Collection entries

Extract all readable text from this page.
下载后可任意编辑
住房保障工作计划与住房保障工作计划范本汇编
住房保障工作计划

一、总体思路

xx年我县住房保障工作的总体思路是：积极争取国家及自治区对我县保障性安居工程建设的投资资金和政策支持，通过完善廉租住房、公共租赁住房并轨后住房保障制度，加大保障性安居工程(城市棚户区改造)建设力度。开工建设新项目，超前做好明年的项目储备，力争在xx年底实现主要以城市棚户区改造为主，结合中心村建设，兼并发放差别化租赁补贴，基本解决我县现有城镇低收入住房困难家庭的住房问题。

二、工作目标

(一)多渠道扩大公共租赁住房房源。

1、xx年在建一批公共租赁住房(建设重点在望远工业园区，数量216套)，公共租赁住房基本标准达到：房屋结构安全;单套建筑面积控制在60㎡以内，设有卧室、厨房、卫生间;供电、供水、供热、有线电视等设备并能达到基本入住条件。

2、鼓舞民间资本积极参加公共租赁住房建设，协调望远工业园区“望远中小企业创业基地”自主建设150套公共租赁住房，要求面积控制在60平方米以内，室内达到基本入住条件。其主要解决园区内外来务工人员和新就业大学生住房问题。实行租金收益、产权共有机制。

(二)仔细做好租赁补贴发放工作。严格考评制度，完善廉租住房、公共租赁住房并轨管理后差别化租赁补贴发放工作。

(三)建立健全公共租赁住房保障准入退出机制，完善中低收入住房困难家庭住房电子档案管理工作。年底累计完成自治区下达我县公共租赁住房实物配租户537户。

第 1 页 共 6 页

# Directions
Restate all of the entries exactly, please.

# Answer for this exercise
Extract all readable text from this page.
下载后可任意编辑
住房保障工作计划与住房保障工作计划范本汇编
住房保障工作计划

一、总体思路

xx年我县住房保障工作的总体思路是：积极争取国家及自治区对我县保障性安居工程建设的投资资金和政策支持，通过完善廉租住房、公共租赁住房并轨后住房保障制度，加大保障性安居工程(城市棚户区改造)建设力度。开工建设新项目，超前做好明年的项目储备，力争在xx年底实现主要以城市棚户区改造为主，结合中心村建设，兼并发放差别化租赁补贴，基本解决我县现有城镇低收入住房困难家庭的住房问题。

二、工作目标

(一)多渠道扩大公共租赁住房房源。

1、xx年在建一批公共租赁住房(建设重点在望远工业园区，数量216套)，公共租赁住房基本标准达到：房屋结构安全;单套建筑面积控制在60㎡以内，设有卧室、厨房、卫生间;供电、供水、供热、有线电视等设备并能达到基本入住条件。

2、鼓舞民间资本积极参加公共租赁住房建设，协调望远工业园区“望远中小企业创业基地”自主建设150套公共租赁住房，要求面积控制在60平方米以内，室内达到基本入住条件。其主要解决园区内外来务工人员和新就业大学生住房问题。实行租金收益、产权共有机制。

(二)仔细做好租赁补贴发放工作。严格考评制度，完善廉租住房、公共租赁住房并轨管理后差别化租赁补贴发放工作。

(三)建立健全公共租赁住房保障准入退出机制，完善中低收入住房困难家庭住房电子档案管理工作。年底累计完成自治区下达我县公共租赁住房实物配租户537户。

第 1 页 共 6 页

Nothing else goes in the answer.